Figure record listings
· · · · · · ·

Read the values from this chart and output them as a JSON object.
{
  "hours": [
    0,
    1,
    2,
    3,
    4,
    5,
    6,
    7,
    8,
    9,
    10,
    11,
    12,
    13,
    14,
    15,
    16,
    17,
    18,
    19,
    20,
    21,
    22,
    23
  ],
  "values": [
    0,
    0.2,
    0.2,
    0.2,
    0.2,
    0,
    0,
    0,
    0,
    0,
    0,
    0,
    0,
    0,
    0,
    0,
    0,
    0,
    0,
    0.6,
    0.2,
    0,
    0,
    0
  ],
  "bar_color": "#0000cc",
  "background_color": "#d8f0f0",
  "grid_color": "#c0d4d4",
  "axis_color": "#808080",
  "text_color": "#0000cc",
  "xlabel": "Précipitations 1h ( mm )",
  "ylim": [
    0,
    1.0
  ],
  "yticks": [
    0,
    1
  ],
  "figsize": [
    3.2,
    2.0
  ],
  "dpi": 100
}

· · · · · · ·

▶ _Exercise instructions_:
Every line above needs to be retyped exactly.

▶ _Response to this exercise_:
Read the values from this chart and output them as a JSON object.
{
  "hours": [
    0,
    1,
    2,
    3,
    4,
    5,
    6,
    7,
    8,
    9,
    10,
    11,
    12,
    13,
    14,
    15,
    16,
    17,
    18,
    19,
    20,
    21,
    22,
    23
  ],
  "values": [
    0,
    0.2,
    0.2,
    0.2,
    0.2,
    0,
    0,
    0,
    0,
    0,
    0,
    0,
    0,
    0,
    0,
    0,
    0,
    0,
    0,
    0.6,
    0.2,
    0,
    0,
    0
  ],
  "bar_color": "#0000cc",
  "background_color": "#d8f0f0",
  "grid_color": "#c0d4d4",
  "axis_color": "#808080",
  "text_color": "#0000cc",
  "xlabel": "Précipitations 1h ( mm )",
  "ylim": [
    0,
    1.0
  ],
  "yticks": [
    0,
    1
  ],
  "figsize": [
    3.2,
    2.0
  ],
  "dpi": 100
}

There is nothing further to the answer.